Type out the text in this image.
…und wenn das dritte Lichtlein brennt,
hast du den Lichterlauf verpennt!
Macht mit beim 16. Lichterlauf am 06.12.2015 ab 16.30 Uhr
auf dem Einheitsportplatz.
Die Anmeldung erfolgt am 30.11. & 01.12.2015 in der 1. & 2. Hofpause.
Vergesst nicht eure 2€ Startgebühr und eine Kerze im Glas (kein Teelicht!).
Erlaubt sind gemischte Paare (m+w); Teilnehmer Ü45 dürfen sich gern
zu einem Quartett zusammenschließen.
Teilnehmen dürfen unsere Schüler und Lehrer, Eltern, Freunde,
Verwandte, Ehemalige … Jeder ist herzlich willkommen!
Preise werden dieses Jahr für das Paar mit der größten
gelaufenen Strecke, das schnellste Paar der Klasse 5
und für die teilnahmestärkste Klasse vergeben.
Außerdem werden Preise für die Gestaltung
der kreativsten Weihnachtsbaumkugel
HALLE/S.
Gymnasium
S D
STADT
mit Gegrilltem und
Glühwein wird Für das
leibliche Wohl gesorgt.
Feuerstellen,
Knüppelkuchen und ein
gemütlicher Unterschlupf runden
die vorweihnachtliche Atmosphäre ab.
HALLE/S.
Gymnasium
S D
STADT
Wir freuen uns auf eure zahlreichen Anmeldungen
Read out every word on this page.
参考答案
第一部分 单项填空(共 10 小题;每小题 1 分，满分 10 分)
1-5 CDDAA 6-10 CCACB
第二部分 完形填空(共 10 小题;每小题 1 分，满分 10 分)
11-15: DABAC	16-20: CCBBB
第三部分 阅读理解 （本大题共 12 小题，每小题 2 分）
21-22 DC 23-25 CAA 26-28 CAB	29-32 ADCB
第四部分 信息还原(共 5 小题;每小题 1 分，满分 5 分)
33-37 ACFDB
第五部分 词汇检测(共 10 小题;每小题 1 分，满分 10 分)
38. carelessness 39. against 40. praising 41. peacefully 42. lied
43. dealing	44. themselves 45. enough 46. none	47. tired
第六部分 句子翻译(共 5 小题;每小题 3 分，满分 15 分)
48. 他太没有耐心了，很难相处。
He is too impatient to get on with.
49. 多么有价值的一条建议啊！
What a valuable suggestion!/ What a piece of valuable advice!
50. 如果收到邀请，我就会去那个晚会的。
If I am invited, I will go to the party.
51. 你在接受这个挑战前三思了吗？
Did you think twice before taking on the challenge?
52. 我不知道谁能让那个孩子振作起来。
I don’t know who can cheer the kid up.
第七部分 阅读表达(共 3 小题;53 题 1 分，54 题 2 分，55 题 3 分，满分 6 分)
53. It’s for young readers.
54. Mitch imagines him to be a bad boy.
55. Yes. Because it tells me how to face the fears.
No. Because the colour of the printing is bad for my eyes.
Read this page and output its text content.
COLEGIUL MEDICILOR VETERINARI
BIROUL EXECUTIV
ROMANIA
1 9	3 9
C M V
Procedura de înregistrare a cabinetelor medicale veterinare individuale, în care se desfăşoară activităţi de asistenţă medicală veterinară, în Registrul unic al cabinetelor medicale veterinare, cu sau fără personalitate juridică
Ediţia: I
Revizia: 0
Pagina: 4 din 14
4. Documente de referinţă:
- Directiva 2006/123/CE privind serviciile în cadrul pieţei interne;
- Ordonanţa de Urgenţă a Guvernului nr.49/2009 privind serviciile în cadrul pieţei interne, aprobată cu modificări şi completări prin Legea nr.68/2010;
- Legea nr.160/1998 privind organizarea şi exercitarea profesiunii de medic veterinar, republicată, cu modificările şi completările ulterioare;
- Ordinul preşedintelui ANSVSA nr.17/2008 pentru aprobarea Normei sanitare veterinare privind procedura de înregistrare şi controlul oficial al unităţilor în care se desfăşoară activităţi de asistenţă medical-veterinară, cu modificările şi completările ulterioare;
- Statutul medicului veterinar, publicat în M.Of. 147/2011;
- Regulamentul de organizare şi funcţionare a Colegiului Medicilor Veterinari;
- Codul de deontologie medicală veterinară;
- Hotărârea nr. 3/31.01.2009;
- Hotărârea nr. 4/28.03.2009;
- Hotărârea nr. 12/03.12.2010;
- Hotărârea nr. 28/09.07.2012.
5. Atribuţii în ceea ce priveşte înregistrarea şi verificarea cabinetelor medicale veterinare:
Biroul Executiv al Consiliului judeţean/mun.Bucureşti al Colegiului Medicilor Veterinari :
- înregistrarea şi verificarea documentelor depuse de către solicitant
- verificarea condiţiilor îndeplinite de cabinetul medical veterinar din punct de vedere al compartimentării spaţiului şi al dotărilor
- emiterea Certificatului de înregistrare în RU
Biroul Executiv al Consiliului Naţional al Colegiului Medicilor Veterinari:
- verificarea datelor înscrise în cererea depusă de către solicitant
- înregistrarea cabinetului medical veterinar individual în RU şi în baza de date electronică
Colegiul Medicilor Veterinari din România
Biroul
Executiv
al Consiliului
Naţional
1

(What is being asked) Give a word-for-word copy of the records.

(Full solution)
Type out the text in this image.
…und wenn das dritte Lichtlein brennt,
hast du den Lichterlauf verpennt!
Macht mit beim 16. Lichterlauf am 06.12.2015 ab 16.30 Uhr
auf dem Einheitsportplatz.
Die Anmeldung erfolgt am 30.11. & 01.12.2015 in der 1. & 2. Hofpause.
Vergesst nicht eure 2€ Startgebühr und eine Kerze im Glas (kein Teelicht!).
Erlaubt sind gemischte Paare (m+w); Teilnehmer Ü45 dürfen sich gern
zu einem Quartett zusammenschließen.
Teilnehmen dürfen unsere Schüler und Lehrer, Eltern, Freunde,
Verwandte, Ehemalige … Jeder ist herzlich willkommen!
Preise werden dieses Jahr für das Paar mit der größten
gelaufenen Strecke, das schnellste Paar der Klasse 5
und für die teilnahmestärkste Klasse vergeben.
Außerdem werden Preise für die Gestaltung
der kreativsten Weihnachtsbaumkugel
HALLE/S.
Gymnasium
S D
STADT
mit Gegrilltem und
Glühwein wird Für das
leibliche Wohl gesorgt.
Feuerstellen,
Knüppelkuchen und ein
gemütlicher Unterschlupf runden
die vorweihnachtliche Atmosphäre ab.
HALLE/S.
Gymnasium
S D
STADT
Wir freuen uns auf eure zahlreichen Anmeldungen
Read out every word on this page.
参考答案
第一部分 单项填空(共 10 小题;每小题 1 分，满分 10 分)
1-5 CDDAA 6-10 CCACB
第二部分 完形填空(共 10 小题;每小题 1 分，满分 10 分)
11-15: DABAC	16-20: CCBBB
第三部分 阅读理解 （本大题共 12 小题，每小题 2 分）
21-22 DC 23-25 CAA 26-28 CAB	29-32 ADCB
第四部分 信息还原(共 5 小题;每小题 1 分，满分 5 分)
33-37 ACFDB
第五部分 词汇检测(共 10 小题;每小题 1 分，满分 10 分)
38. carelessness 39. against 40. praising 41. peacefully 42. lied
43. dealing	44. themselves 45. enough 46. none	47. tired
第六部分 句子翻译(共 5 小题;每小题 3 分，满分 15 分)
48. 他太没有耐心了，很难相处。
He is too impatient to get on with.
49. 多么有价值的一条建议啊！
What a valuable suggestion!/ What a piece of valuable advice!
50. 如果收到邀请，我就会去那个晚会的。
If I am invited, I will go to the party.
51. 你在接受这个挑战前三思了吗？
Did you think twice before taking on the challenge?
52. 我不知道谁能让那个孩子振作起来。
I don’t know who can cheer the kid up.
第七部分 阅读表达(共 3 小题;53 题 1 分，54 题 2 分，55 题 3 分，满分 6 分)
53. It’s for young readers.
54. Mitch imagines him to be a bad boy.
55. Yes. Because it tells me how to face the fears.
No. Because the colour of the printing is bad for my eyes.
Read this page and output its text content.
COLEGIUL MEDICILOR VETERINARI
BIROUL EXECUTIV
ROMANIA
1 9	3 9
C M V
Procedura de înregistrare a cabinetelor medicale veterinare individuale, în care se desfăşoară activităţi de asistenţă medicală veterinară, în Registrul unic al cabinetelor medicale veterinare, cu sau fără personalitate juridică
Ediţia: I
Revizia: 0
Pagina: 4 din 14
4. Documente de referinţă:
- Directiva 2006/123/CE privind serviciile în cadrul pieţei interne;
- Ordonanţa de Urgenţă a Guvernului nr.49/2009 privind serviciile în cadrul pieţei interne, aprobată cu modificări şi completări prin Legea nr.68/2010;
- Legea nr.160/1998 privind organizarea şi exercitarea profesiunii de medic veterinar, republicată, cu modificările şi completările ulterioare;
- Ordinul preşedintelui ANSVSA nr.17/2008 pentru aprobarea Normei sanitare veterinare privind procedura de înregistrare şi controlul oficial al unităţilor în care se desfăşoară activităţi de asistenţă medical-veterinară, cu modificările şi completările ulterioare;
- Statutul medicului veterinar, publicat în M.Of. 147/2011;
- Regulamentul de organizare şi funcţionare a Colegiului Medicilor Veterinari;
- Codul de deontologie medicală veterinară;
- Hotărârea nr. 3/31.01.2009;
- Hotărârea nr. 4/28.03.2009;
- Hotărârea nr. 12/03.12.2010;
- Hotărârea nr. 28/09.07.2012.
5. Atribuţii în ceea ce priveşte înregistrarea şi verificarea cabinetelor medicale veterinare:
Biroul Executiv al Consiliului judeţean/mun.Bucureşti al Colegiului Medicilor Veterinari :
- înregistrarea şi verificarea documentelor depuse de către solicitant
- verificarea condiţiilor îndeplinite de cabinetul medical veterinar din punct de vedere al compartimentării spaţiului şi al dotărilor
- emiterea Certificatului de înregistrare în RU
Biroul Executiv al Consiliului Naţional al Colegiului Medicilor Veterinari:
- verificarea datelor înscrise în cererea depusă de către solicitant
- înregistrarea cabinetului medical veterinar individual în RU şi în baza de date electronică
Colegiul Medicilor Veterinari din România
Biroul
Executiv
al Consiliului
Naţional
1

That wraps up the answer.